Repeat the records below exactly as they appear.

─── Records supplied

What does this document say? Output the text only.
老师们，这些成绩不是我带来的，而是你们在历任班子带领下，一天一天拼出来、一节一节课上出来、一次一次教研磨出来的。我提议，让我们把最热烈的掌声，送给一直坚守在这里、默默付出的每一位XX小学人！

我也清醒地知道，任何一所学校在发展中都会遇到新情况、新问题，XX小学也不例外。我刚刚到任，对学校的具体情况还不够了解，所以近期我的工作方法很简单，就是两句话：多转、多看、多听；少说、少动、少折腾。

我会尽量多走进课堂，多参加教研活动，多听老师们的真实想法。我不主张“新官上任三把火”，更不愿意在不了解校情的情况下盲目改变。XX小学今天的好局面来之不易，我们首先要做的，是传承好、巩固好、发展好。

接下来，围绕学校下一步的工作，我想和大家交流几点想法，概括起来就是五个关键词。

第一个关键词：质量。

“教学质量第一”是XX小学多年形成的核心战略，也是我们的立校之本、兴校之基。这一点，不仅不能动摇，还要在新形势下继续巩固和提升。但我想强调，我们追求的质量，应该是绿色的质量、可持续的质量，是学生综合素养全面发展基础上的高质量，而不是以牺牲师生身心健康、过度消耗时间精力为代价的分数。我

──────

> _Correct response_:
What does this document say? Output the text only.
老师们，这些成绩不是我带来的，而是你们在历任班子带领下，一天一天拼出来、一节一节课上出来、一次一次教研磨出来的。我提议，让我们把最热烈的掌声，送给一直坚守在这里、默默付出的每一位XX小学人！

我也清醒地知道，任何一所学校在发展中都会遇到新情况、新问题，XX小学也不例外。我刚刚到任，对学校的具体情况还不够了解，所以近期我的工作方法很简单，就是两句话：多转、多看、多听；少说、少动、少折腾。

我会尽量多走进课堂，多参加教研活动，多听老师们的真实想法。我不主张“新官上任三把火”，更不愿意在不了解校情的情况下盲目改变。XX小学今天的好局面来之不易，我们首先要做的，是传承好、巩固好、发展好。

接下来，围绕学校下一步的工作，我想和大家交流几点想法，概括起来就是五个关键词。

第一个关键词：质量。

“教学质量第一”是XX小学多年形成的核心战略，也是我们的立校之本、兴校之基。这一点，不仅不能动摇，还要在新形势下继续巩固和提升。但我想强调，我们追求的质量，应该是绿色的质量、可持续的质量，是学生综合素养全面发展基础上的高质量，而不是以牺牲师生身心健康、过度消耗时间精力为代价的分数。我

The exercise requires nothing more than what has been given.